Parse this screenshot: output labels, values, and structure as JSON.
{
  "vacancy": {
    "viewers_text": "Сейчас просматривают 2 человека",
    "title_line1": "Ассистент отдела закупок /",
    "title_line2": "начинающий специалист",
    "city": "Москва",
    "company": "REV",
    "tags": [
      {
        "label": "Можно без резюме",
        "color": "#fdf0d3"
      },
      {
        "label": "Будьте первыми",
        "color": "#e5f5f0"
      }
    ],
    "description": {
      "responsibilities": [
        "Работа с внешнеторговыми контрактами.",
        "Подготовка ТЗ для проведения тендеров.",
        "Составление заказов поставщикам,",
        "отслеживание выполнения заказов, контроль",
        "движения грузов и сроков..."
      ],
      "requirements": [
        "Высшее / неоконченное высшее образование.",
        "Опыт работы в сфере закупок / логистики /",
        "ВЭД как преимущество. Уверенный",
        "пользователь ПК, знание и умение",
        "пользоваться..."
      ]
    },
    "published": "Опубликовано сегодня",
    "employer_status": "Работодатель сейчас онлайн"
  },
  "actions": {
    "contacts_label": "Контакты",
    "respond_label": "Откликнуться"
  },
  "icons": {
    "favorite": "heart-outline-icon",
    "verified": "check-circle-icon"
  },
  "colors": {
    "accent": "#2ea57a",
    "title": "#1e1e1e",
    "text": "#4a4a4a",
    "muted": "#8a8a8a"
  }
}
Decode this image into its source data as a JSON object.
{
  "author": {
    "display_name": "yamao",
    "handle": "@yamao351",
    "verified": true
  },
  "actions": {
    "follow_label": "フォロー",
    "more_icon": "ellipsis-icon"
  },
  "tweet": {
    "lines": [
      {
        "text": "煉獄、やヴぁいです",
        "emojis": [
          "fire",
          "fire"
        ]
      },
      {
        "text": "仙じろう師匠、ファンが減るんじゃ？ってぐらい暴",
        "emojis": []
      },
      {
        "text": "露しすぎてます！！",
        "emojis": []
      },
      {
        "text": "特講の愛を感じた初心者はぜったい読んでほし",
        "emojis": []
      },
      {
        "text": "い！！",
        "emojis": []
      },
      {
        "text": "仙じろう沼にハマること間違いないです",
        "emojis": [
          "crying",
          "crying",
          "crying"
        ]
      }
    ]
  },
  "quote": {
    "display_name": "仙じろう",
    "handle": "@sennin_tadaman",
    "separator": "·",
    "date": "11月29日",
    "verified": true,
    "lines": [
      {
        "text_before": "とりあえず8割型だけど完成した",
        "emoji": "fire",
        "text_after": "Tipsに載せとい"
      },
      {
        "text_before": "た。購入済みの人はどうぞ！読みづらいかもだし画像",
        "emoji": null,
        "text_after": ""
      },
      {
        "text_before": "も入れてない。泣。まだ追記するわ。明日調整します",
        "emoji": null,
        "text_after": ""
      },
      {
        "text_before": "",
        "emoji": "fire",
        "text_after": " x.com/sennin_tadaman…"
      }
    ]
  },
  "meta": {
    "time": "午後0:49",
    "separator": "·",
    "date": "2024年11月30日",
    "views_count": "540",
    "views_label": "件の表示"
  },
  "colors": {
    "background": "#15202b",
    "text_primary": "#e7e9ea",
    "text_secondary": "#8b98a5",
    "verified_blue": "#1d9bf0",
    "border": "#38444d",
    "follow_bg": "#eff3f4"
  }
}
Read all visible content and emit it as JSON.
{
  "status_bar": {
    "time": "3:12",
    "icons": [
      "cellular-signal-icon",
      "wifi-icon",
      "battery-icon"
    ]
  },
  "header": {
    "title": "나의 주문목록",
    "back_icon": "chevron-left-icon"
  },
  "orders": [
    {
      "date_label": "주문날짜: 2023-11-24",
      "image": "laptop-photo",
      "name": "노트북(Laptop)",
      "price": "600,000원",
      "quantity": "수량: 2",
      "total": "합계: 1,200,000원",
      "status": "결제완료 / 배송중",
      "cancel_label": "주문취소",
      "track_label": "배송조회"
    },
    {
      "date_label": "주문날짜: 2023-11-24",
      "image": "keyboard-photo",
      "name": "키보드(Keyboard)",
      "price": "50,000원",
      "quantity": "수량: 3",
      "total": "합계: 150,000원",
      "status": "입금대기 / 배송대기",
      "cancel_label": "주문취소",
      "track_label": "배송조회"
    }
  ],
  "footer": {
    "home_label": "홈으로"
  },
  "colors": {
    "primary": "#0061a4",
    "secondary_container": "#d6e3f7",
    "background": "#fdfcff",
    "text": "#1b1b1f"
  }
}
========================
__Task details__. All of the material above needs to be copied exactly.

__Response__.
Parse this screenshot: output labels, values, and structure as JSON.
{
  "vacancy": {
    "viewers_text": "Сейчас просматривают 2 человека",
    "title_line1": "Ассистент отдела закупок /",
    "title_line2": "начинающий специалист",
    "city": "Москва",
    "company": "REV",
    "tags": [
      {
        "label": "Можно без резюме",
        "color": "#fdf0d3"
      },
      {
        "label": "Будьте первыми",
        "color": "#e5f5f0"
      }
    ],
    "description": {
      "responsibilities": [
        "Работа с внешнеторговыми контрактами.",
        "Подготовка ТЗ для проведения тендеров.",
        "Составление заказов поставщикам,",
        "отслеживание выполнения заказов, контроль",
        "движения грузов и сроков..."
      ],
      "requirements": [
        "Высшее / неоконченное высшее образование.",
        "Опыт работы в сфере закупок / логистики /",
        "ВЭД как преимущество. Уверенный",
        "пользователь ПК, знание и умение",
        "пользоваться..."
      ]
    },
    "published": "Опубликовано сегодня",
    "employer_status": "Работодатель сейчас онлайн"
  },
  "actions": {
    "contacts_label": "Контакты",
    "respond_label": "Откликнуться"
  },
  "icons": {
    "favorite": "heart-outline-icon",
    "verified": "check-circle-icon"
  },
  "colors": {
    "accent": "#2ea57a",
    "title": "#1e1e1e",
    "text": "#4a4a4a",
    "muted": "#8a8a8a"
  }
}
Decode this image into its source data as a JSON object.
{
  "author": {
    "display_name": "yamao",
    "handle": "@yamao351",
    "verified": true
  },
  "actions": {
    "follow_label": "フォロー",
    "more_icon": "ellipsis-icon"
  },
  "tweet": {
    "lines": [
      {
        "text": "煉獄、やヴぁいです",
        "emojis": [
          "fire",
          "fire"
        ]
      },
      {
        "text": "仙じろう師匠、ファンが減るんじゃ？ってぐらい暴",
        "emojis": []
      },
      {
        "text": "露しすぎてます！！",
        "emojis": []
      },
      {
        "text": "特講の愛を感じた初心者はぜったい読んでほし",
        "emojis": []
      },
      {
        "text": "い！！",
        "emojis": []
      },
      {
        "text": "仙じろう沼にハマること間違いないです",
        "emojis": [
          "crying",
          "crying",
          "crying"
        ]
      }
    ]
  },
  "quote": {
    "display_name": "仙じろう",
    "handle": "@sennin_tadaman",
    "separator": "·",
    "date": "11月29日",
    "verified": true,
    "lines": [
      {
        "text_before": "とりあえず8割型だけど完成した",
        "emoji": "fire",
        "text_after": "Tipsに載せとい"
      },
      {
        "text_before": "た。購入済みの人はどうぞ！読みづらいかもだし画像",
        "emoji": null,
        "text_after": ""
      },
      {
        "text_before": "も入れてない。泣。まだ追記するわ。明日調整します",
        "emoji": null,
        "text_after": ""
      },
      {
        "text_before": "",
        "emoji": "fire",
        "text_after": " x.com/sennin_tadaman…"
      }
    ]
  },
  "meta": {
    "time": "午後0:49",
    "separator": "·",
    "date": "2024年11月30日",
    "views_count": "540",
    "views_label": "件の表示"
  },
  "colors": {
    "background": "#15202b",
    "text_primary": "#e7e9ea",
    "text_secondary": "#8b98a5",
    "verified_blue": "#1d9bf0",
    "border": "#38444d",
    "follow_bg": "#eff3f4"
  }
}
Read all visible content and emit it as JSON.
{
  "status_bar": {
    "time": "3:12",
    "icons": [
      "cellular-signal-icon",
      "wifi-icon",
      "battery-icon"
    ]
  },
  "header": {
    "title": "나의 주문목록",
    "back_icon": "chevron-left-icon"
  },
  "orders": [
    {
      "date_label": "주문날짜: 2023-11-24",
      "image": "laptop-photo",
      "name": "노트북(Laptop)",
      "price": "600,000원",
      "quantity": "수량: 2",
      "total": "합계: 1,200,000원",
      "status": "결제완료 / 배송중",
      "cancel_label": "주문취소",
      "track_label": "배송조회"
    },
    {
      "date_label": "주문날짜: 2023-11-24",
      "image": "keyboard-photo",
      "name": "키보드(Keyboard)",
      "price": "50,000원",
      "quantity": "수량: 3",
      "total": "합계: 150,000원",
      "status": "입금대기 / 배송대기",
      "cancel_label": "주문취소",
      "track_label": "배송조회"
    }
  ],
  "footer": {
    "home_label": "홈으로"
  },
  "colors": {
    "primary": "#0061a4",
    "secondary_container": "#d6e3f7",
    "background": "#fdfcff",
    "text": "#1b1b1f"
  }
}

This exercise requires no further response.